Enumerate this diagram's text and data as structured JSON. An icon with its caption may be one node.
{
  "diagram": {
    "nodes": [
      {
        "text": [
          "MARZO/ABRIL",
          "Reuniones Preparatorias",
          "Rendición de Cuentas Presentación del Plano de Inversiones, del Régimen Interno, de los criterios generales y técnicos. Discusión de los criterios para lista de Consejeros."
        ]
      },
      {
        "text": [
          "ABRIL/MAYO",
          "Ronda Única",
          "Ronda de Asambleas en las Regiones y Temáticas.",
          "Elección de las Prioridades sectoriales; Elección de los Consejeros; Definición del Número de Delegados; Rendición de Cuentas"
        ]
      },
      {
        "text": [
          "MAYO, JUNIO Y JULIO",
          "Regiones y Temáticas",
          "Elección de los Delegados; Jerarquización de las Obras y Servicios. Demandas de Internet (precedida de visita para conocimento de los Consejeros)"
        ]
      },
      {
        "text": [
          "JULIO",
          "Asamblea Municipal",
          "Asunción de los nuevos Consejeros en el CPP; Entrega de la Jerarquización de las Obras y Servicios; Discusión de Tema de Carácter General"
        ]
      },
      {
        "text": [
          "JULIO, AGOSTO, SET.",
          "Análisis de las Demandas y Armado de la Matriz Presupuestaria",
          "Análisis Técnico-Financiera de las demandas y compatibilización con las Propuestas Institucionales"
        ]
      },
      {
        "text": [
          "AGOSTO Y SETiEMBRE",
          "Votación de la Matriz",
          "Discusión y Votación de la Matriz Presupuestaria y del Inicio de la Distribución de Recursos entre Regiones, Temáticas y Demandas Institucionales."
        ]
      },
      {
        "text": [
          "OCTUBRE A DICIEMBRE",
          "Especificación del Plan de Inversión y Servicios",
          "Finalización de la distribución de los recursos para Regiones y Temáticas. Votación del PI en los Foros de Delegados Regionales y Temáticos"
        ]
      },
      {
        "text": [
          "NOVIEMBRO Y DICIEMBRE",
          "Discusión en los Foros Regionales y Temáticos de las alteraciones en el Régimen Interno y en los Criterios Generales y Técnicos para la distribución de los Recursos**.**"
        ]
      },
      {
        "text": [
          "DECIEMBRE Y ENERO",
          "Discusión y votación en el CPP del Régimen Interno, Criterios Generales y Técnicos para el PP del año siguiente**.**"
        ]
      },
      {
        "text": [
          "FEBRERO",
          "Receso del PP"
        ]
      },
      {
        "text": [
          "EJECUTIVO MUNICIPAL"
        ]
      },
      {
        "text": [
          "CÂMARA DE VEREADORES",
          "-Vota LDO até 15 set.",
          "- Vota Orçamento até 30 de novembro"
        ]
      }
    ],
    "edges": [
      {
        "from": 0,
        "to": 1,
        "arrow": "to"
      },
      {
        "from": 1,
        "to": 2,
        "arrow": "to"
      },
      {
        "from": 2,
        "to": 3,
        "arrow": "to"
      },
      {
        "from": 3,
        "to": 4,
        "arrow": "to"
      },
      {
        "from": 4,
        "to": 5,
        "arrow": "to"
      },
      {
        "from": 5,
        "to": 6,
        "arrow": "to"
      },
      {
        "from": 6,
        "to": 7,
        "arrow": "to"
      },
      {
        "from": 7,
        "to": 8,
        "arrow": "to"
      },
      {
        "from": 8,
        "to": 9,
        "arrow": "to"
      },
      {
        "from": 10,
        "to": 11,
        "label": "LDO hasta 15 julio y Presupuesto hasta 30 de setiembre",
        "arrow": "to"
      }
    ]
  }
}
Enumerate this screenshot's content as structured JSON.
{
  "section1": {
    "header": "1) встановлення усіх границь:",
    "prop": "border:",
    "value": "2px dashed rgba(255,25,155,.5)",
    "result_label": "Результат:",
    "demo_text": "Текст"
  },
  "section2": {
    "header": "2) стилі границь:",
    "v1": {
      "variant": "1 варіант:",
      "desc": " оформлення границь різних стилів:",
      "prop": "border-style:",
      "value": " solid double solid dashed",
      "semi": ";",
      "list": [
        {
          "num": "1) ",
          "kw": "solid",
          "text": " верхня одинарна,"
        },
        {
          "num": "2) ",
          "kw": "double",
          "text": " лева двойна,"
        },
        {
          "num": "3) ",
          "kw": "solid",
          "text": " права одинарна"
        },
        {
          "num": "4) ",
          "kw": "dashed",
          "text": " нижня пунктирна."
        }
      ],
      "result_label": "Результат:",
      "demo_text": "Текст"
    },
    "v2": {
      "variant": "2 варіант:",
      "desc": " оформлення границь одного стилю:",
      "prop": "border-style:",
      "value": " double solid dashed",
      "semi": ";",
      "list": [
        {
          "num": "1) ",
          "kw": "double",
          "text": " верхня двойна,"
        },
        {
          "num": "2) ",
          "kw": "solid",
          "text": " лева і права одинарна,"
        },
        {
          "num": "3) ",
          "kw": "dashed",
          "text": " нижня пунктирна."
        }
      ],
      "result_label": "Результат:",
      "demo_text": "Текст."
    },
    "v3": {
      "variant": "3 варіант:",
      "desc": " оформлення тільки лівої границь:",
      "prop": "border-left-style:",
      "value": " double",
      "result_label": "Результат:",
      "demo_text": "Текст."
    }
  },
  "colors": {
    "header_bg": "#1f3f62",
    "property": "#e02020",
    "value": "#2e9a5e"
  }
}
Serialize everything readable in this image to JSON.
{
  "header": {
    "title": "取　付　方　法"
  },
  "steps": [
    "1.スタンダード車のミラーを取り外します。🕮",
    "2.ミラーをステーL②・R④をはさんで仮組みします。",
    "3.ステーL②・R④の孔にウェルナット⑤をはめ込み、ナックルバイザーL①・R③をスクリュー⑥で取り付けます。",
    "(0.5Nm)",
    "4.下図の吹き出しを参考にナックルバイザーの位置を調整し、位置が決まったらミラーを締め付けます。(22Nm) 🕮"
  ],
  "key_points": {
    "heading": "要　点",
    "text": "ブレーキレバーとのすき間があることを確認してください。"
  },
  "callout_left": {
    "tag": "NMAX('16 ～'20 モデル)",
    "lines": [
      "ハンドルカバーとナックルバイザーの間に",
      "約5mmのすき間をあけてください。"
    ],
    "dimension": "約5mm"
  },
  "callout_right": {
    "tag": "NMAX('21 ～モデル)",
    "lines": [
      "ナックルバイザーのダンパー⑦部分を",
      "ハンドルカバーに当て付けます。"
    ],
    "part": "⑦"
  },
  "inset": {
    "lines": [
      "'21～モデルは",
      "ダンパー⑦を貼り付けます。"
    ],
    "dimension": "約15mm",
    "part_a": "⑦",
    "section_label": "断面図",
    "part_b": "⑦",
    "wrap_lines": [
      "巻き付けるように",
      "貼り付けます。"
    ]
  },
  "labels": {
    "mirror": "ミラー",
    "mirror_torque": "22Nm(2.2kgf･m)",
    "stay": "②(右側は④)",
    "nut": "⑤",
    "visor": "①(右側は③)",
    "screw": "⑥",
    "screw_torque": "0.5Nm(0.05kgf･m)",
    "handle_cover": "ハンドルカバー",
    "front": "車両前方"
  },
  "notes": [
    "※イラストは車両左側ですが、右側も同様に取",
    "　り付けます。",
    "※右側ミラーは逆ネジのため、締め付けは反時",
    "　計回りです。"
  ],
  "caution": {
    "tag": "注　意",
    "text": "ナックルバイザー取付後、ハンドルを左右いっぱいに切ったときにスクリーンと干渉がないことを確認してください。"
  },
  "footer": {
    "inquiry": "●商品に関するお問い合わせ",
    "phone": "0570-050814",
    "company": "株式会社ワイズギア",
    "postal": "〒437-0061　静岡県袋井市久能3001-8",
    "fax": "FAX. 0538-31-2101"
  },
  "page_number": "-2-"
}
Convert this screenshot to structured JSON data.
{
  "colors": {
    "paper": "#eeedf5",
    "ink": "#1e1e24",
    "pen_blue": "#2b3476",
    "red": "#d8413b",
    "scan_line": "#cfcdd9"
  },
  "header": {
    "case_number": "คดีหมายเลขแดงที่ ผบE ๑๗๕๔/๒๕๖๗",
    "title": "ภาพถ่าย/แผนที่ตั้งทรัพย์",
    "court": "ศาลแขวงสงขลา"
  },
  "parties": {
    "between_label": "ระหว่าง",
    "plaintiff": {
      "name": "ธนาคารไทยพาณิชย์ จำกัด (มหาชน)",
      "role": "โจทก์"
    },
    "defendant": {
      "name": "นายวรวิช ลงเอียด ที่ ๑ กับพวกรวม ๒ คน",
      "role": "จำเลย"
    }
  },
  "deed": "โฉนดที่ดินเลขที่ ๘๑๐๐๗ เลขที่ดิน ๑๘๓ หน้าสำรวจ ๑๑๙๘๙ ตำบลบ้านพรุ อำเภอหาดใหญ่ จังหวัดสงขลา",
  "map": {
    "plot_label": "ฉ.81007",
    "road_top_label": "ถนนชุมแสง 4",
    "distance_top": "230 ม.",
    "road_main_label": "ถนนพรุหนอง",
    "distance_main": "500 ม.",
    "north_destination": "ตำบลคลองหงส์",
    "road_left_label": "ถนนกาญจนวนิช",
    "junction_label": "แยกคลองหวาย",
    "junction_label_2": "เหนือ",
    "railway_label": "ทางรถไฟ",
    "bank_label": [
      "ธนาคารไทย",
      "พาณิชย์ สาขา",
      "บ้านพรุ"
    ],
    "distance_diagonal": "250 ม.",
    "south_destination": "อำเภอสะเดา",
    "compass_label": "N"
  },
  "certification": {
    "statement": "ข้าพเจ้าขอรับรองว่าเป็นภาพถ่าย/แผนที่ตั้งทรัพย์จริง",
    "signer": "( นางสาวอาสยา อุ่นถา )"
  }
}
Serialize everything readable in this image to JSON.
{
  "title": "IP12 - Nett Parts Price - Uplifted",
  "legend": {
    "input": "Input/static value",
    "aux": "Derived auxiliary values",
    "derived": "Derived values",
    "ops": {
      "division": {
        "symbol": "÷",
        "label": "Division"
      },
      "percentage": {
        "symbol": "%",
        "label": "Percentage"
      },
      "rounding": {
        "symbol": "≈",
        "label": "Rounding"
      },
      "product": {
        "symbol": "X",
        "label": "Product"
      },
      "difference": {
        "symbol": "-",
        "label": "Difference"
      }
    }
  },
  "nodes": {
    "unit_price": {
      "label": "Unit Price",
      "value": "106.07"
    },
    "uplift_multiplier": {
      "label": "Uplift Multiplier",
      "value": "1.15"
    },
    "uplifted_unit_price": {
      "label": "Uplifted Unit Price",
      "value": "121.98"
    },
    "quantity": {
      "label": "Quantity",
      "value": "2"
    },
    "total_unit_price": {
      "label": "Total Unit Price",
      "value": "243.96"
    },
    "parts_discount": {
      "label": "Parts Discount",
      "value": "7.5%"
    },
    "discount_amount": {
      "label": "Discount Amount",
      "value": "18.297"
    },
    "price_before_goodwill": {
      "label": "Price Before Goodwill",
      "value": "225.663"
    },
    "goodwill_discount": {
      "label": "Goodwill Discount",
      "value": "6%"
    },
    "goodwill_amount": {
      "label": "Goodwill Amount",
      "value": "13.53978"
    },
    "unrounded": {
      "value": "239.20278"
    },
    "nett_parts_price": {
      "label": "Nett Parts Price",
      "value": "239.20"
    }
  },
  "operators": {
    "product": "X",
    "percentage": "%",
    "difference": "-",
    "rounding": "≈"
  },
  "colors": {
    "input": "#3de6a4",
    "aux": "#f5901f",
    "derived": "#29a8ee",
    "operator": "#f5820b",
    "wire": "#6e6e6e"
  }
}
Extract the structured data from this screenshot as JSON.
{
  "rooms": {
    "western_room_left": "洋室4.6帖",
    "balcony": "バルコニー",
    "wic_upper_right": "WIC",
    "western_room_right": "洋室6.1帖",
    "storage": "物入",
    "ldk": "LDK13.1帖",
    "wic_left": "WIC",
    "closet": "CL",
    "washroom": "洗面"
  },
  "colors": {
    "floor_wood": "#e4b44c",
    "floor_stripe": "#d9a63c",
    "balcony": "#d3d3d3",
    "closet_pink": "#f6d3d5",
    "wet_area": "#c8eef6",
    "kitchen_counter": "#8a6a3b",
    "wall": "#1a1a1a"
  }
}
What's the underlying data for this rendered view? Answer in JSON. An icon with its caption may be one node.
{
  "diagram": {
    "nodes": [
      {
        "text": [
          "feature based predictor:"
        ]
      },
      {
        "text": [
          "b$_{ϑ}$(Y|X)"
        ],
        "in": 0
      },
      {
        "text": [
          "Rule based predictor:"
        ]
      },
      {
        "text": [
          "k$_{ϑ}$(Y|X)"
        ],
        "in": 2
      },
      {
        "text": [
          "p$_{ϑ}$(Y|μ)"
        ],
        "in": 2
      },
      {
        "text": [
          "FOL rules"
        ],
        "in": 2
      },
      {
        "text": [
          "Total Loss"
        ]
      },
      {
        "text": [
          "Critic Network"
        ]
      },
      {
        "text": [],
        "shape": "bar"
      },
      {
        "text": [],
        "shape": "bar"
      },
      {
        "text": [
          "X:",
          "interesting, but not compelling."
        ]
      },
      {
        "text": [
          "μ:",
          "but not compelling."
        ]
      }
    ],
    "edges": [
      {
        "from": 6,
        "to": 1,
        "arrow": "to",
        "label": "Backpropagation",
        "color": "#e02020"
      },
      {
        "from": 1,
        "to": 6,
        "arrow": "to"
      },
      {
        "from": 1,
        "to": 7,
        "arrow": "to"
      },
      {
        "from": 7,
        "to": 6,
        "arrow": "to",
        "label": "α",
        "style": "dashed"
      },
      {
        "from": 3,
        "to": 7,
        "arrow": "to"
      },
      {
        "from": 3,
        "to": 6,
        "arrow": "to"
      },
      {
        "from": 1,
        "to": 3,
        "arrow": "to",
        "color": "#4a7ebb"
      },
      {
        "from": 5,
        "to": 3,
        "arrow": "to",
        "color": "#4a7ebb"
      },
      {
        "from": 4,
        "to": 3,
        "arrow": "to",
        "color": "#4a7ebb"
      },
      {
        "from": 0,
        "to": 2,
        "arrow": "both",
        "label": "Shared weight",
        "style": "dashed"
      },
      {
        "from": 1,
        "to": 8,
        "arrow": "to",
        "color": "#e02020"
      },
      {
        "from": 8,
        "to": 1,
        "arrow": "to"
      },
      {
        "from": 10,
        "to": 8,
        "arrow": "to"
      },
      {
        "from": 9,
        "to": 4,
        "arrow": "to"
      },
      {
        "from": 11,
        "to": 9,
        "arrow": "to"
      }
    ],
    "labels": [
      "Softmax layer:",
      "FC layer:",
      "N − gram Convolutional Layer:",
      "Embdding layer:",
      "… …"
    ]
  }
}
————
State the number of lines that contain the string "двойна", with no other words.

Task solution: 2